> _Raw records_
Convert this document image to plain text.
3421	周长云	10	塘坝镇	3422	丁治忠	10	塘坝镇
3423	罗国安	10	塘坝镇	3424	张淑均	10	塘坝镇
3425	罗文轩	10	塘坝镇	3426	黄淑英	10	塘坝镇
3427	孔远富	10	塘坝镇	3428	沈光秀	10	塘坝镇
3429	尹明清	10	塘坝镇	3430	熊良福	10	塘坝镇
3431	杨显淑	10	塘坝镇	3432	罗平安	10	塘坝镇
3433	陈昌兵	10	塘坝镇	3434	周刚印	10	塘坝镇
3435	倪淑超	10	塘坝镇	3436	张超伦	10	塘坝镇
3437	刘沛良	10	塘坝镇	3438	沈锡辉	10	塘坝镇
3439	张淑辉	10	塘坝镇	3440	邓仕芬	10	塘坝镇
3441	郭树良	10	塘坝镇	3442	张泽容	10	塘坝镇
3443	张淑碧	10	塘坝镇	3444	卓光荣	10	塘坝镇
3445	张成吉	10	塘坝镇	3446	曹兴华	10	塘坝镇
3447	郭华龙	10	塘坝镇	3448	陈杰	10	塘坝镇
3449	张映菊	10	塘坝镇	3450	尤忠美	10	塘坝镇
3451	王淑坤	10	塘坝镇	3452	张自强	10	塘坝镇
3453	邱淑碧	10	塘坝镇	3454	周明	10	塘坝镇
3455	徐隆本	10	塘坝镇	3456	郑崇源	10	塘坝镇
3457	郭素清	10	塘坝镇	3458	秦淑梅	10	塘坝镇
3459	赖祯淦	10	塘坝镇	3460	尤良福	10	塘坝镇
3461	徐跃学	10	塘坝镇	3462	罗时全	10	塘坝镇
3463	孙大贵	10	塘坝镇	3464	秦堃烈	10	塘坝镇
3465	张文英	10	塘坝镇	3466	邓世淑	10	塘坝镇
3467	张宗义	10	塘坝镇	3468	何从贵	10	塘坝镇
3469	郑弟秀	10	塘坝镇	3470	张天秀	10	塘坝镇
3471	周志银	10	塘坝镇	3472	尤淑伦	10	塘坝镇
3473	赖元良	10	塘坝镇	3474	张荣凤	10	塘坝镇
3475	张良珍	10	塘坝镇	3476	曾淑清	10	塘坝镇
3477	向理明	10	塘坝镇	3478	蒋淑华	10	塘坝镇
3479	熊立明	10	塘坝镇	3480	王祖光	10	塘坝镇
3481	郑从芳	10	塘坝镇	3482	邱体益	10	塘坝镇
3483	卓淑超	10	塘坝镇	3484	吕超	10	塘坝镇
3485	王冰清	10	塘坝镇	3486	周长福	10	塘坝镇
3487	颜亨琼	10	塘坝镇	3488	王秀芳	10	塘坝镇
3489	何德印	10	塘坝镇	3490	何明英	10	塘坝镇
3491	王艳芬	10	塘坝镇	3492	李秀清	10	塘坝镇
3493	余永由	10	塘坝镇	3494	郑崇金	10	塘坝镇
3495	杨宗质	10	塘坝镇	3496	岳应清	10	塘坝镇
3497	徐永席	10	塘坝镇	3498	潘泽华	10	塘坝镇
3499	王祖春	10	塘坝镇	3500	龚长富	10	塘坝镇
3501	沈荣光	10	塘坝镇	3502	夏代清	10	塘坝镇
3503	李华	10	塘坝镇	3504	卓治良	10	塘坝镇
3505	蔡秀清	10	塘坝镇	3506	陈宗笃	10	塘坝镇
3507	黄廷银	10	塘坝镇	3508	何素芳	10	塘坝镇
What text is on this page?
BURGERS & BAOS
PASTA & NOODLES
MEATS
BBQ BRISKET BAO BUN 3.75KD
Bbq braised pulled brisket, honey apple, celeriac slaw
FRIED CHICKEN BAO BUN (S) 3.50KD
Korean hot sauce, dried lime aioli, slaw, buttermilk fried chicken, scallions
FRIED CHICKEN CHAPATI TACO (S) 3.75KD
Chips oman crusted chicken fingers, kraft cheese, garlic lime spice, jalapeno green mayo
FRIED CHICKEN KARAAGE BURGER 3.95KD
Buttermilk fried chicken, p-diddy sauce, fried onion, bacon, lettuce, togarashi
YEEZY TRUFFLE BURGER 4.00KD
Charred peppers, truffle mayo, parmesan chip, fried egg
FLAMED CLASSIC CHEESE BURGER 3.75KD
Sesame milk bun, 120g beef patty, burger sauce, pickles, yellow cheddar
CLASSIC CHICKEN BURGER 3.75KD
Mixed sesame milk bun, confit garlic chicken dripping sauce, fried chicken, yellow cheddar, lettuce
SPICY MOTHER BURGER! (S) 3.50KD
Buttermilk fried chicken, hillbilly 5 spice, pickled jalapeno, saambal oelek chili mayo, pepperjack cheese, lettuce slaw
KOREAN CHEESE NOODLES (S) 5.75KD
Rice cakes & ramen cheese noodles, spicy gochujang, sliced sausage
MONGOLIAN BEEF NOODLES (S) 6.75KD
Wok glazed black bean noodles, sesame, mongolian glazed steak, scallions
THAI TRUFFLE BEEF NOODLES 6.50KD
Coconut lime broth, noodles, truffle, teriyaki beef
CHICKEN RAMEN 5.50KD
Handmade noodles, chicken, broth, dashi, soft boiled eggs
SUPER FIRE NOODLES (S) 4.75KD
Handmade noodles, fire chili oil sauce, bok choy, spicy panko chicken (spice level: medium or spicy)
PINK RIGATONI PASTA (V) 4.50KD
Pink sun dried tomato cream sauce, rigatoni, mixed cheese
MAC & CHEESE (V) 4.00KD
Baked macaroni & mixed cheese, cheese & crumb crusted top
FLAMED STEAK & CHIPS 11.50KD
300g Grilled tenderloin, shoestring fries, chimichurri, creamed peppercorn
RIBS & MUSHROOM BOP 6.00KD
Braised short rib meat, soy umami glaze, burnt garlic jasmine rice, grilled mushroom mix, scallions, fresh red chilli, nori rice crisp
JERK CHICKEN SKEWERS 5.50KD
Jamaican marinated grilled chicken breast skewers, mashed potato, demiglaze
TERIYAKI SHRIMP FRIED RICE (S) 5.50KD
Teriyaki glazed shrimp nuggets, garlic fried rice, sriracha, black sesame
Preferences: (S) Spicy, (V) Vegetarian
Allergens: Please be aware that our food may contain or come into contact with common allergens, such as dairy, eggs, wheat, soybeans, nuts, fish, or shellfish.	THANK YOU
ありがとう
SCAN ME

> _Set exercise_
Lines that hold the word "lettuce" are the ones to return, every one of them.

> _Result of the exercise_
Buttermilk fried chicken, p-diddy sauce, fried onion, bacon, lettuce, togarashi
Mixed sesame milk bun, confit garlic chicken dripping sauce, fried chicken, yellow cheddar, lettuce
Buttermilk fried chicken, hillbilly 5 spice, pickled jalapeno, saambal oelek chili mayo, pepperjack cheese, lettuce slaw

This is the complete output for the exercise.